[[ ENTRIES SHOWN, beginning ]]

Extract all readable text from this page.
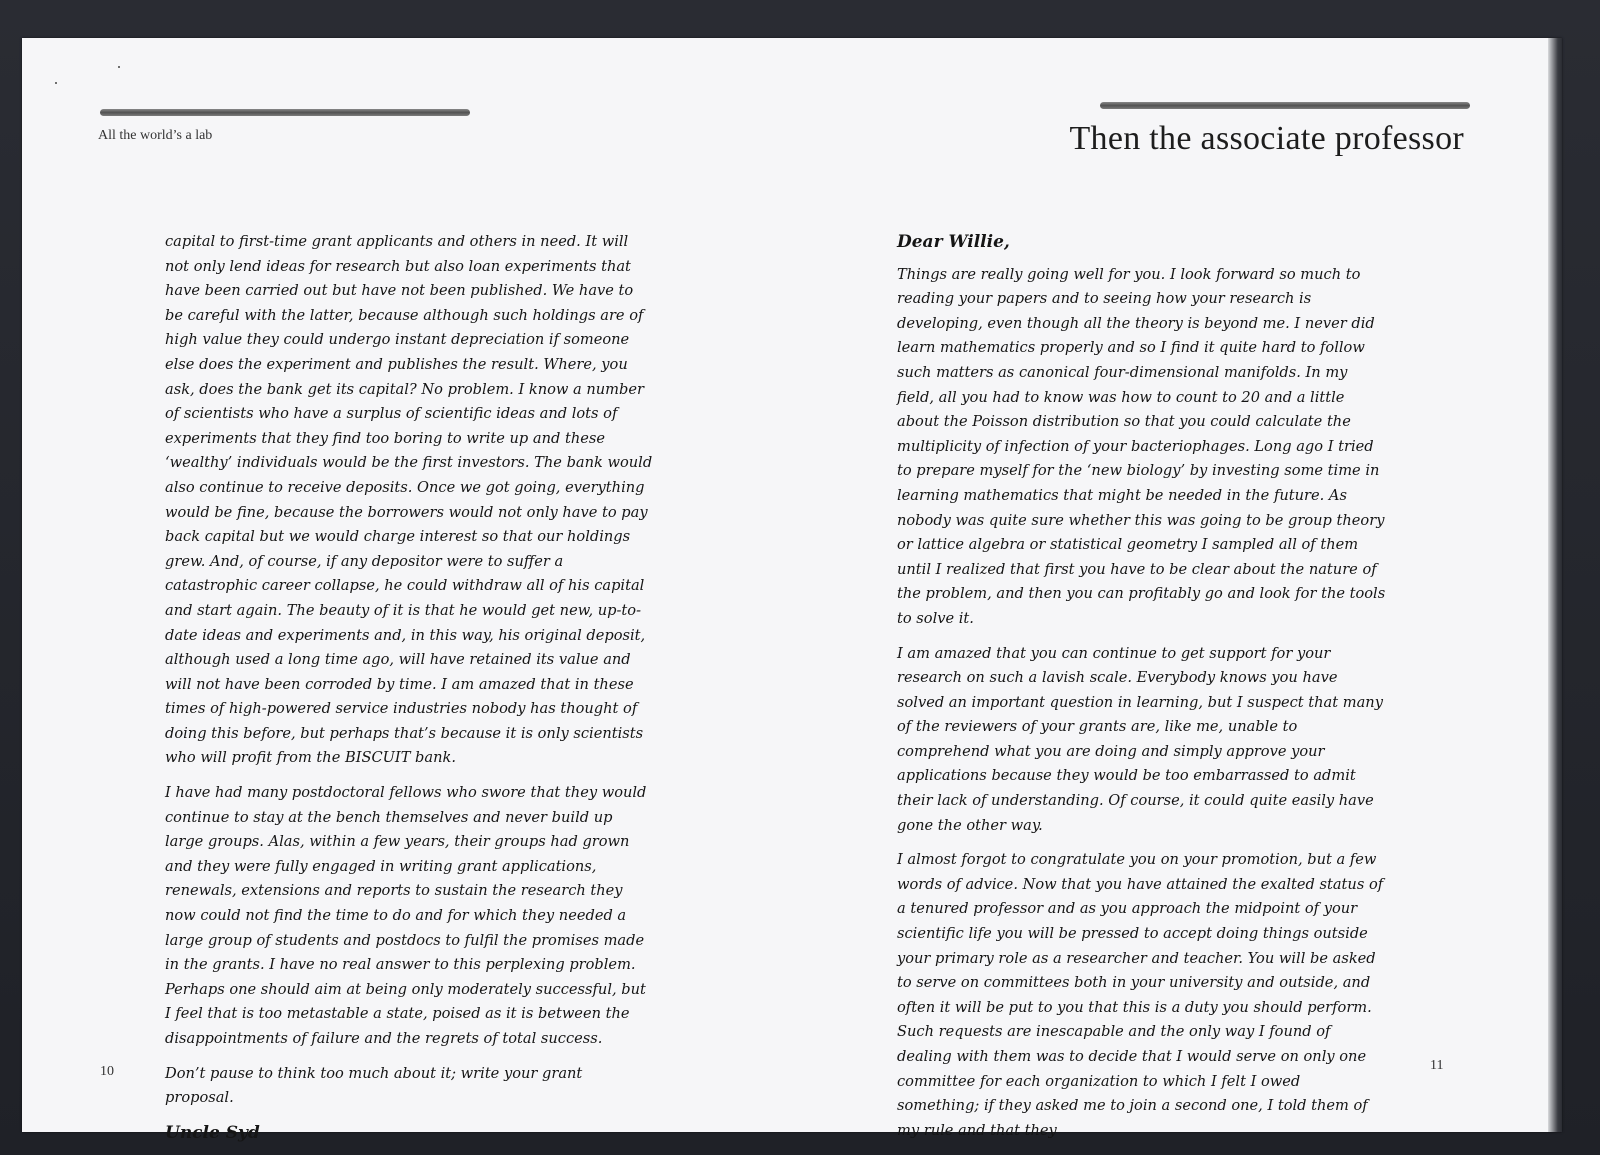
All the world’s a lab	Then the associate professor

capital to first-time grant applicants and others in need. It will not only lend ideas for research but also loan experiments that have been carried out but have not been published. We have to be careful with the latter, because although such holdings are of high value they could undergo instant depreciation if someone else does the experiment and publishes the result. Where, you ask, does the bank get its capital? No problem. I know a number of scientists who have a surplus of scientific ideas and lots of experiments that they find too boring to write up and these ‘wealthy’ individuals would be the first investors. The bank would also continue to receive deposits. Once we got going, everything would be fine, because the borrowers would not only have to pay back capital but we would charge interest so that our holdings grew. And, of course, if any depositor were to suffer a catastrophic career collapse, he could withdraw all of his capital and start again. The beauty of it is that he would get new, up-to-date ideas and experiments and, in this way, his original deposit, although used a long time ago, will have retained its value and will not have been corroded by time. I am amazed that in these times of high-powered service industries nobody has thought of doing this before, but perhaps that’s because it is only scientists who will profit from the BISCUIT bank.

I have had many postdoctoral fellows who swore that they would continue to stay at the bench themselves and never build up large groups. Alas, within a few years, their groups had grown and they were fully engaged in writing grant applications, renewals, extensions and reports to sustain the research they now could not find the time to do and for which they needed a large group of students and postdocs to fulfil the promises made in the grants. I have no real answer to this perplexing problem. Perhaps one should aim at being only moderately successful, but I feel that is too metastable a state, poised as it is between the disappointments of failure and the regrets of total success.

Don’t pause to think too much about it; write your grant proposal.

Uncle Syd
Dear Willie,

Things are really going well for you. I look forward so much to reading your papers and to seeing how your research is developing, even though all the theory is beyond me. I never did learn mathematics properly and so I find it quite hard to follow such matters as canonical four-dimensional manifolds. In my field, all you had to know was how to count to 20 and a little about the Poisson distribution so that you could calculate the multiplicity of infection of your bacteriophages. Long ago I tried to prepare myself for the ‘new biology’ by investing some time in learning mathematics that might be needed in the future. As nobody was quite sure whether this was going to be group theory or lattice algebra or statistical geometry I sampled all of them until I realized that first you have to be clear about the nature of the problem, and then you can profitably go and look for the tools to solve it.

I am amazed that you can continue to get support for your research on such a lavish scale. Everybody knows you have solved an important question in learning, but I suspect that many of the reviewers of your grants are, like me, unable to comprehend what you are doing and simply approve your applications because they would be too embarrassed to admit their lack of understanding. Of course, it could quite easily have gone the other way.

I almost forgot to congratulate you on your promotion, but a few words of advice. Now that you have attained the exalted status of a tenured professor and as you approach the midpoint of your scientific life you will be pressed to accept doing things outside your primary role as a researcher and teacher. You will be asked to serve on committees both in your university and outside, and often it will be put to you that this is a duty you should perform. Such requests are inescapable and the only way I found of dealing with them was to decide that I would serve on only one committee for each organization to which I felt I owed something; if they asked me to join a second one, I told them of my rule and that they

10	11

[[ ENTRIES SHOWN, end ]]

• **TASK DESCRIPTION**:
Everything in the records should be repeated exactly except the images.

• **FINISHED EXERCISE**:
Extract all readable text from this page.
All the world’s a lab	Then the associate professor

capital to first-time grant applicants and others in need. It will not only lend ideas for research but also loan experiments that have been carried out but have not been published. We have to be careful with the latter, because although such holdings are of high value they could undergo instant depreciation if someone else does the experiment and publishes the result. Where, you ask, does the bank get its capital? No problem. I know a number of scientists who have a surplus of scientific ideas and lots of experiments that they find too boring to write up and these ‘wealthy’ individuals would be the first investors. The bank would also continue to receive deposits. Once we got going, everything would be fine, because the borrowers would not only have to pay back capital but we would charge interest so that our holdings grew. And, of course, if any depositor were to suffer a catastrophic career collapse, he could withdraw all of his capital and start again. The beauty of it is that he would get new, up-to-date ideas and experiments and, in this way, his original deposit, although used a long time ago, will have retained its value and will not have been corroded by time. I am amazed that in these times of high-powered service industries nobody has thought of doing this before, but perhaps that’s because it is only scientists who will profit from the BISCUIT bank.

I have had many postdoctoral fellows who swore that they would continue to stay at the bench themselves and never build up large groups. Alas, within a few years, their groups had grown and they were fully engaged in writing grant applications, renewals, extensions and reports to sustain the research they now could not find the time to do and for which they needed a large group of students and postdocs to fulfil the promises made in the grants. I have no real answer to this perplexing problem. Perhaps one should aim at being only moderately successful, but I feel that is too metastable a state, poised as it is between the disappointments of failure and the regrets of total success.

Don’t pause to think too much about it; write your grant proposal.

Uncle Syd
Dear Willie,

Things are really going well for you. I look forward so much to reading your papers and to seeing how your research is developing, even though all the theory is beyond me. I never did learn mathematics properly and so I find it quite hard to follow such matters as canonical four-dimensional manifolds. In my field, all you had to know was how to count to 20 and a little about the Poisson distribution so that you could calculate the multiplicity of infection of your bacteriophages. Long ago I tried to prepare myself for the ‘new biology’ by investing some time in learning mathematics that might be needed in the future. As nobody was quite sure whether this was going to be group theory or lattice algebra or statistical geometry I sampled all of them until I realized that first you have to be clear about the nature of the problem, and then you can profitably go and look for the tools to solve it.

I am amazed that you can continue to get support for your research on such a lavish scale. Everybody knows you have solved an important question in learning, but I suspect that many of the reviewers of your grants are, like me, unable to comprehend what you are doing and simply approve your applications because they would be too embarrassed to admit their lack of understanding. Of course, it could quite easily have gone the other way.

I almost forgot to congratulate you on your promotion, but a few words of advice. Now that you have attained the exalted status of a tenured professor and as you approach the midpoint of your scientific life you will be pressed to accept doing things outside your primary role as a researcher and teacher. You will be asked to serve on committees both in your university and outside, and often it will be put to you that this is a duty you should perform. Such requests are inescapable and the only way I found of dealing with them was to decide that I would serve on only one committee for each organization to which I felt I owed something; if they asked me to join a second one, I told them of my rule and that they

10	11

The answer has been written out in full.